## Begin EXTRACTED MATERIAL

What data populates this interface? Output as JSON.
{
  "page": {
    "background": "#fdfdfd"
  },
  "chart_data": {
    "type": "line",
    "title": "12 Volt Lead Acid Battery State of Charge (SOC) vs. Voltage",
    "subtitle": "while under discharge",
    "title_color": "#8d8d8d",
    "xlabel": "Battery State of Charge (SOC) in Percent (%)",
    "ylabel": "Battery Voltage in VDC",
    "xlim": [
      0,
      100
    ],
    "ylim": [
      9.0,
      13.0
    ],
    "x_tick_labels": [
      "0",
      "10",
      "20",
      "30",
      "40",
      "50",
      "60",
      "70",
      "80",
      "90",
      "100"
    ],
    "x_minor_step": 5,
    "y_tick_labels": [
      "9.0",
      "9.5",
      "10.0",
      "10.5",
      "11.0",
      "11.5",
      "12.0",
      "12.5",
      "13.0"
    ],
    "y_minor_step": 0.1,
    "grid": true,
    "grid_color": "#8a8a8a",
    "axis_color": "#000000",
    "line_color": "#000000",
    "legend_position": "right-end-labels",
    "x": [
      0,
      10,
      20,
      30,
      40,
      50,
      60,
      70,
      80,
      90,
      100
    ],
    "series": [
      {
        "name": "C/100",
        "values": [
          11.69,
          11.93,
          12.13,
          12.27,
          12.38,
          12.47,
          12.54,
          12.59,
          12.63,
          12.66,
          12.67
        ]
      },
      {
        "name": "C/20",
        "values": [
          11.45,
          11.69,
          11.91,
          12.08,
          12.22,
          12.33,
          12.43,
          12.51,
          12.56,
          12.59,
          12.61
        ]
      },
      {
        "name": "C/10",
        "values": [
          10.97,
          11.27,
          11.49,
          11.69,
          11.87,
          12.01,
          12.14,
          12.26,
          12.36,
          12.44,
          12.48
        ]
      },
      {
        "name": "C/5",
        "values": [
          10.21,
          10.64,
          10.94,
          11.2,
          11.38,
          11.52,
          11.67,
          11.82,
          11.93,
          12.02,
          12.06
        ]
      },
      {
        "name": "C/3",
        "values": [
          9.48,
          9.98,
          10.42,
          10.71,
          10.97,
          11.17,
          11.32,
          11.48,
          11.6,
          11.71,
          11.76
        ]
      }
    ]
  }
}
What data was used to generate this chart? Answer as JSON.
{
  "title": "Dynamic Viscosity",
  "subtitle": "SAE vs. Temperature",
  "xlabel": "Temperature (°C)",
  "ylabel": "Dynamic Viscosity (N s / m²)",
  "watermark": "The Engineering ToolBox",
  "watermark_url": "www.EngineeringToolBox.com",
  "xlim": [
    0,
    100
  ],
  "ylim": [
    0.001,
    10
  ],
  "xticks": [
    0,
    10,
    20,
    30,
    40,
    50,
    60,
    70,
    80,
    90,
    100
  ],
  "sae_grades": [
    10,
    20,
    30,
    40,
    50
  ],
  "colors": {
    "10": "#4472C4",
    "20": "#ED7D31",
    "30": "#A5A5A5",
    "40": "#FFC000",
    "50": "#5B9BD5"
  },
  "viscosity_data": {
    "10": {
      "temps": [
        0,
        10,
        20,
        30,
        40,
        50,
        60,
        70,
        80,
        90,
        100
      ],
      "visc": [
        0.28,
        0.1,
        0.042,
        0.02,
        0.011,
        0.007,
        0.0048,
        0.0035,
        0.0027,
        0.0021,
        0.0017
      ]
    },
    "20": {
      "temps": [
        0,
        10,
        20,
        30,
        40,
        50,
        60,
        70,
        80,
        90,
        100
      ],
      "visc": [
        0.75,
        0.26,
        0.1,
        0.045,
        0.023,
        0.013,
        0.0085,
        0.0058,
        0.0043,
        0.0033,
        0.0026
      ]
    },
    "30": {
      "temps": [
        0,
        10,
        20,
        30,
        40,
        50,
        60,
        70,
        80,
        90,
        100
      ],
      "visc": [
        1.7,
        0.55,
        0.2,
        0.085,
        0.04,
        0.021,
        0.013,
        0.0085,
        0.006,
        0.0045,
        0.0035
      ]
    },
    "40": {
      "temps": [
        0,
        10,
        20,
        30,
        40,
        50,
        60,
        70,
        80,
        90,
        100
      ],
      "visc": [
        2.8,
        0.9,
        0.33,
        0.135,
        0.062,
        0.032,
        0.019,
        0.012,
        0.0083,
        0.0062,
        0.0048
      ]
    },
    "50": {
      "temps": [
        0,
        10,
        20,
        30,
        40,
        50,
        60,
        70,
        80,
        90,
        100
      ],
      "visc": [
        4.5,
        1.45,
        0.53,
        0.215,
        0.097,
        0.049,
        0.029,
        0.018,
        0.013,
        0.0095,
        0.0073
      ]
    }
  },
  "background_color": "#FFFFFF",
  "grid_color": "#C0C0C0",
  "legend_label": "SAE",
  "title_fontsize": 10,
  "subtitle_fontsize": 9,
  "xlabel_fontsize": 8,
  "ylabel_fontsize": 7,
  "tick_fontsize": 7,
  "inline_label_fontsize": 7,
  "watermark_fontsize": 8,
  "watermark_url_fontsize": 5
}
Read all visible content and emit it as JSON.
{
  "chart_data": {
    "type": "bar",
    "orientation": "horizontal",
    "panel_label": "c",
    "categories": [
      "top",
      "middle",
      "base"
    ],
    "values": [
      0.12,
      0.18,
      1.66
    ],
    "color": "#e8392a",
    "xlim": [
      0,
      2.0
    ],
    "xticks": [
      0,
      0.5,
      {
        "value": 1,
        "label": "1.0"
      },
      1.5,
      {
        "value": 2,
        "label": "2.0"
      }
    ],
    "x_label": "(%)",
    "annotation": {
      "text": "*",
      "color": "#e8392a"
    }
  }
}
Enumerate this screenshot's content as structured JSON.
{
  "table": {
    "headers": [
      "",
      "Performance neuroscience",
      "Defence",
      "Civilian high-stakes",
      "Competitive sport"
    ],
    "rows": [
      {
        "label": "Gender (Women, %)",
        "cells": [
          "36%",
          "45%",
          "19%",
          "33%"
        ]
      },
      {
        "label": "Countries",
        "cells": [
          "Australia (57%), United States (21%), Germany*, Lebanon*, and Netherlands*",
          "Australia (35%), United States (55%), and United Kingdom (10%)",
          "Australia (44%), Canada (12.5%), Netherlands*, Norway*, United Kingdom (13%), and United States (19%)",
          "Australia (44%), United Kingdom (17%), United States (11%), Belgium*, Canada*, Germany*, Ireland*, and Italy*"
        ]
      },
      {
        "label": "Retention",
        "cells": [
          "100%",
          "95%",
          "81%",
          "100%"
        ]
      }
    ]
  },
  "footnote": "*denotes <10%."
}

## End EXTRACTED MATERIAL

* _WHAT YOU SHOULD DO_: The answer is one number: how many lines of the material above contain "Australia".

* _TASK ANSWER_: 4